> To be done
An exact copy of every record is needed.

> Dataset entries
◇ ◇ ◇ ◇ ◇ ◇ ◇
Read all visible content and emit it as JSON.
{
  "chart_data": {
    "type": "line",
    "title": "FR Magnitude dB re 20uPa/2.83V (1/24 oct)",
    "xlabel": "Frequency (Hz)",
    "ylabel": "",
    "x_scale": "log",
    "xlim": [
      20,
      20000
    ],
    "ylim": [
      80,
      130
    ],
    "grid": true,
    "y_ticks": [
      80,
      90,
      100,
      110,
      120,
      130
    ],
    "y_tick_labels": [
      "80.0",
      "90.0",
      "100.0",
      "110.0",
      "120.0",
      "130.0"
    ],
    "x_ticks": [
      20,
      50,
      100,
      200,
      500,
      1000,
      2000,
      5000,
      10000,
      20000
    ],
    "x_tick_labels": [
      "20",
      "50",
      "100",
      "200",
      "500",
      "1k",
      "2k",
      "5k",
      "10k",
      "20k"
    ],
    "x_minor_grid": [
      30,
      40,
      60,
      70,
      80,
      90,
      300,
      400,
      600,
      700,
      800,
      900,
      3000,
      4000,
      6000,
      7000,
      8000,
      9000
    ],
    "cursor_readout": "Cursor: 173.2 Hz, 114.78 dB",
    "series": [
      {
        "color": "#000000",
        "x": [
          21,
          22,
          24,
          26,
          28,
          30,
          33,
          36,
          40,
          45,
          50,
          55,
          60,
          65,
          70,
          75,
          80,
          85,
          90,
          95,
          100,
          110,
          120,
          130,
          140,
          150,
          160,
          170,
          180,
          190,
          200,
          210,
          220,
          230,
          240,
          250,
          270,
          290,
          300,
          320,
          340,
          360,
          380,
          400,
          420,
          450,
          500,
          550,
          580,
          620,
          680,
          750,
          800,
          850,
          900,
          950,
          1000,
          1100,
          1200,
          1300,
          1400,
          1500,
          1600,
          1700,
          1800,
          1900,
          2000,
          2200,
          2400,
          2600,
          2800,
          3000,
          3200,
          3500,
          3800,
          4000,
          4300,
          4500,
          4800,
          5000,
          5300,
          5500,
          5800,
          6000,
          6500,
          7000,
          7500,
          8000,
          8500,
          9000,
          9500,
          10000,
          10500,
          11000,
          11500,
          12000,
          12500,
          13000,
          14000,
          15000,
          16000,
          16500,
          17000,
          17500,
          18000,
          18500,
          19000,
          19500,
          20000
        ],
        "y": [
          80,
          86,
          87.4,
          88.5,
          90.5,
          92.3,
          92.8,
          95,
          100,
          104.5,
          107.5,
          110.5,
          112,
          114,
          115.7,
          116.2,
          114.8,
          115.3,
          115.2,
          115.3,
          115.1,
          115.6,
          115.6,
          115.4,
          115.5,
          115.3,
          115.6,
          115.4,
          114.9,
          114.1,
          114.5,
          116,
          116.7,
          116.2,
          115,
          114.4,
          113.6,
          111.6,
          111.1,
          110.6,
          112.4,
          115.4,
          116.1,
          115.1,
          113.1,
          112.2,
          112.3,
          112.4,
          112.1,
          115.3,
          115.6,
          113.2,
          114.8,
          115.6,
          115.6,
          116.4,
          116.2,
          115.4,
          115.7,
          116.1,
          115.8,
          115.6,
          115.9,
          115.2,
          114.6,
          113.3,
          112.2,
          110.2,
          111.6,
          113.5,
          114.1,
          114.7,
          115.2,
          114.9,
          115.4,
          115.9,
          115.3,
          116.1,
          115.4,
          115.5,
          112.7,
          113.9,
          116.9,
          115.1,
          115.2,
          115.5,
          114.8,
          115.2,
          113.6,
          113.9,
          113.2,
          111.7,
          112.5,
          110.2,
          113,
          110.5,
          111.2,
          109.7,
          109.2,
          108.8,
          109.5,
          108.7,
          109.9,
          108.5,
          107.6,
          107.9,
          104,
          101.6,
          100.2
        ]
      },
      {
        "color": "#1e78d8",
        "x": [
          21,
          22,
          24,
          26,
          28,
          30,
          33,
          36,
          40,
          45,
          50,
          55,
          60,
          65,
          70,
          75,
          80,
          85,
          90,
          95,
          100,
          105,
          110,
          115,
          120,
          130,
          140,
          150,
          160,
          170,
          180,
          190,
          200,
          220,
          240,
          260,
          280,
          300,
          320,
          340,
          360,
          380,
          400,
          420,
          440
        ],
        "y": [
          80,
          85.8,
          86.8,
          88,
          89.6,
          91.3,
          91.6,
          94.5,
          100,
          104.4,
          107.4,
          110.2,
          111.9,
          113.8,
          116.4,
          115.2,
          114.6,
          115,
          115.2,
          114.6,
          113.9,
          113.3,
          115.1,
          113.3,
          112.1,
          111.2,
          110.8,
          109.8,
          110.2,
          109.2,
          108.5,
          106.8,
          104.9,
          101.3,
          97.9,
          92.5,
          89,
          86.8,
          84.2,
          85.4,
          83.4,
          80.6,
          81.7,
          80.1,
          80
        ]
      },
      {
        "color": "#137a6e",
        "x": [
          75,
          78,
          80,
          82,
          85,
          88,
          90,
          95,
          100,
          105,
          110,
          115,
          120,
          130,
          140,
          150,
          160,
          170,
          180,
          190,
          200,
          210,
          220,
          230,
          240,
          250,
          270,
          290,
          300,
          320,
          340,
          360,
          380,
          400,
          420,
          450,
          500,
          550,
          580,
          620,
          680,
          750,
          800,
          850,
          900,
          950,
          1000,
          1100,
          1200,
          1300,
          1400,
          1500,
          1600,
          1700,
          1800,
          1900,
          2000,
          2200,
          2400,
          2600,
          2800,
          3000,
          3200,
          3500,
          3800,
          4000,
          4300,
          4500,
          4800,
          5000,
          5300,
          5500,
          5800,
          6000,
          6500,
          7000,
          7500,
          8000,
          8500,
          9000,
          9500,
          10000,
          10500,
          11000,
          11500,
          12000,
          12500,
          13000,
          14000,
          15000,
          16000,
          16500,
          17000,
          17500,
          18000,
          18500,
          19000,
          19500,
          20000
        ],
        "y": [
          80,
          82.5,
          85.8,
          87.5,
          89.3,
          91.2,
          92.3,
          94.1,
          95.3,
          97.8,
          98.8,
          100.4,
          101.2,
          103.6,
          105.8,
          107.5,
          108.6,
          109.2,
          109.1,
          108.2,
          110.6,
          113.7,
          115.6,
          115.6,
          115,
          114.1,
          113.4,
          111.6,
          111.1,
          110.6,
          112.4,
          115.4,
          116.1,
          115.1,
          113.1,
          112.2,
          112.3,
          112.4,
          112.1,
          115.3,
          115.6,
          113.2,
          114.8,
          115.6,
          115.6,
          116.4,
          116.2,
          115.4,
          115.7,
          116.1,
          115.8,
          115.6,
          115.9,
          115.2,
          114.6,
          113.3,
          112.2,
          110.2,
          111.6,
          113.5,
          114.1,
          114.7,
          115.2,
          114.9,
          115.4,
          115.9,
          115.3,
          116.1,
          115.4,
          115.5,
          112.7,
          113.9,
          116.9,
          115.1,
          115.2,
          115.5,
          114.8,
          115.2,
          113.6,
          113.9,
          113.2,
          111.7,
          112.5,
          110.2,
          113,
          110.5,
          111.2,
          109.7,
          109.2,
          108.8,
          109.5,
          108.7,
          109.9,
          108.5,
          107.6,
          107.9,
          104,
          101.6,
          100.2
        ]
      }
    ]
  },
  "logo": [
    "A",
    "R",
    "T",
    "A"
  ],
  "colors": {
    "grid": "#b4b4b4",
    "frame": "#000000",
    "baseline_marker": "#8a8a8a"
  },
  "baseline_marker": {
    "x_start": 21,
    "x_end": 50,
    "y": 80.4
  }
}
◇ ◇ ◇ ◇ ◇ ◇ ◇
> Problem solution
Read all visible content and emit it as JSON.
{
  "chart_data": {
    "type": "line",
    "title": "FR Magnitude dB re 20uPa/2.83V (1/24 oct)",
    "xlabel": "Frequency (Hz)",
    "ylabel": "",
    "x_scale": "log",
    "xlim": [
      20,
      20000
    ],
    "ylim": [
      80,
      130
    ],
    "grid": true,
    "y_ticks": [
      80,
      90,
      100,
      110,
      120,
      130
    ],
    "y_tick_labels": [
      "80.0",
      "90.0",
      "100.0",
      "110.0",
      "120.0",
      "130.0"
    ],
    "x_ticks": [
      20,
      50,
      100,
      200,
      500,
      1000,
      2000,
      5000,
      10000,
      20000
    ],
    "x_tick_labels": [
      "20",
      "50",
      "100",
      "200",
      "500",
      "1k",
      "2k",
      "5k",
      "10k",
      "20k"
    ],
    "x_minor_grid": [
      30,
      40,
      60,
      70,
      80,
      90,
      300,
      400,
      600,
      700,
      800,
      900,
      3000,
      4000,
      6000,
      7000,
      8000,
      9000
    ],
    "cursor_readout": "Cursor: 173.2 Hz, 114.78 dB",
    "series": [
      {
        "color": "#000000",
        "x": [
          21,
          22,
          24,
          26,
          28,
          30,
          33,
          36,
          40,
          45,
          50,
          55,
          60,
          65,
          70,
          75,
          80,
          85,
          90,
          95,
          100,
          110,
          120,
          130,
          140,
          150,
          160,
          170,
          180,
          190,
          200,
          210,
          220,
          230,
          240,
          250,
          270,
          290,
          300,
          320,
          340,
          360,
          380,
          400,
          420,
          450,
          500,
          550,
          580,
          620,
          680,
          750,
          800,
          850,
          900,
          950,
          1000,
          1100,
          1200,
          1300,
          1400,
          1500,
          1600,
          1700,
          1800,
          1900,
          2000,
          2200,
          2400,
          2600,
          2800,
          3000,
          3200,
          3500,
          3800,
          4000,
          4300,
          4500,
          4800,
          5000,
          5300,
          5500,
          5800,
          6000,
          6500,
          7000,
          7500,
          8000,
          8500,
          9000,
          9500,
          10000,
          10500,
          11000,
          11500,
          12000,
          12500,
          13000,
          14000,
          15000,
          16000,
          16500,
          17000,
          17500,
          18000,
          18500,
          19000,
          19500,
          20000
        ],
        "y": [
          80,
          86,
          87.4,
          88.5,
          90.5,
          92.3,
          92.8,
          95,
          100,
          104.5,
          107.5,
          110.5,
          112,
          114,
          115.7,
          116.2,
          114.8,
          115.3,
          115.2,
          115.3,
          115.1,
          115.6,
          115.6,
          115.4,
          115.5,
          115.3,
          115.6,
          115.4,
          114.9,
          114.1,
          114.5,
          116,
          116.7,
          116.2,
          115,
          114.4,
          113.6,
          111.6,
          111.1,
          110.6,
          112.4,
          115.4,
          116.1,
          115.1,
          113.1,
          112.2,
          112.3,
          112.4,
          112.1,
          115.3,
          115.6,
          113.2,
          114.8,
          115.6,
          115.6,
          116.4,
          116.2,
          115.4,
          115.7,
          116.1,
          115.8,
          115.6,
          115.9,
          115.2,
          114.6,
          113.3,
          112.2,
          110.2,
          111.6,
          113.5,
          114.1,
          114.7,
          115.2,
          114.9,
          115.4,
          115.9,
          115.3,
          116.1,
          115.4,
          115.5,
          112.7,
          113.9,
          116.9,
          115.1,
          115.2,
          115.5,
          114.8,
          115.2,
          113.6,
          113.9,
          113.2,
          111.7,
          112.5,
          110.2,
          113,
          110.5,
          111.2,
          109.7,
          109.2,
          108.8,
          109.5,
          108.7,
          109.9,
          108.5,
          107.6,
          107.9,
          104,
          101.6,
          100.2
        ]
      },
      {
        "color": "#1e78d8",
        "x": [
          21,
          22,
          24,
          26,
          28,
          30,
          33,
          36,
          40,
          45,
          50,
          55,
          60,
          65,
          70,
          75,
          80,
          85,
          90,
          95,
          100,
          105,
          110,
          115,
          120,
          130,
          140,
          150,
          160,
          170,
          180,
          190,
          200,
          220,
          240,
          260,
          280,
          300,
          320,
          340,
          360,
          380,
          400,
          420,
          440
        ],
        "y": [
          80,
          85.8,
          86.8,
          88,
          89.6,
          91.3,
          91.6,
          94.5,
          100,
          104.4,
          107.4,
          110.2,
          111.9,
          113.8,
          116.4,
          115.2,
          114.6,
          115,
          115.2,
          114.6,
          113.9,
          113.3,
          115.1,
          113.3,
          112.1,
          111.2,
          110.8,
          109.8,
          110.2,
          109.2,
          108.5,
          106.8,
          104.9,
          101.3,
          97.9,
          92.5,
          89,
          86.8,
          84.2,
          85.4,
          83.4,
          80.6,
          81.7,
          80.1,
          80
        ]
      },
      {
        "color": "#137a6e",
        "x": [
          75,
          78,
          80,
          82,
          85,
          88,
          90,
          95,
          100,
          105,
          110,
          115,
          120,
          130,
          140,
          150,
          160,
          170,
          180,
          190,
          200,
          210,
          220,
          230,
          240,
          250,
          270,
          290,
          300,
          320,
          340,
          360,
          380,
          400,
          420,
          450,
          500,
          550,
          580,
          620,
          680,
          750,
          800,
          850,
          900,
          950,
          1000,
          1100,
          1200,
          1300,
          1400,
          1500,
          1600,
          1700,
          1800,
          1900,
          2000,
          2200,
          2400,
          2600,
          2800,
          3000,
          3200,
          3500,
          3800,
          4000,
          4300,
          4500,
          4800,
          5000,
          5300,
          5500,
          5800,
          6000,
          6500,
          7000,
          7500,
          8000,
          8500,
          9000,
          9500,
          10000,
          10500,
          11000,
          11500,
          12000,
          12500,
          13000,
          14000,
          15000,
          16000,
          16500,
          17000,
          17500,
          18000,
          18500,
          19000,
          19500,
          20000
        ],
        "y": [
          80,
          82.5,
          85.8,
          87.5,
          89.3,
          91.2,
          92.3,
          94.1,
          95.3,
          97.8,
          98.8,
          100.4,
          101.2,
          103.6,
          105.8,
          107.5,
          108.6,
          109.2,
          109.1,
          108.2,
          110.6,
          113.7,
          115.6,
          115.6,
          115,
          114.1,
          113.4,
          111.6,
          111.1,
          110.6,
          112.4,
          115.4,
          116.1,
          115.1,
          113.1,
          112.2,
          112.3,
          112.4,
          112.1,
          115.3,
          115.6,
          113.2,
          114.8,
          115.6,
          115.6,
          116.4,
          116.2,
          115.4,
          115.7,
          116.1,
          115.8,
          115.6,
          115.9,
          115.2,
          114.6,
          113.3,
          112.2,
          110.2,
          111.6,
          113.5,
          114.1,
          114.7,
          115.2,
          114.9,
          115.4,
          115.9,
          115.3,
          116.1,
          115.4,
          115.5,
          112.7,
          113.9,
          116.9,
          115.1,
          115.2,
          115.5,
          114.8,
          115.2,
          113.6,
          113.9,
          113.2,
          111.7,
          112.5,
          110.2,
          113,
          110.5,
          111.2,
          109.7,
          109.2,
          108.8,
          109.5,
          108.7,
          109.9,
          108.5,
          107.6,
          107.9,
          104,
          101.6,
          100.2
        ]
      }
    ]
  },
  "logo": [
    "A",
    "R",
    "T",
    "A"
  ],
  "colors": {
    "grid": "#b4b4b4",
    "frame": "#000000",
    "baseline_marker": "#8a8a8a"
  },
  "baseline_marker": {
    "x_start": 21,
    "x_end": 50,
    "y": 80.4
  }
}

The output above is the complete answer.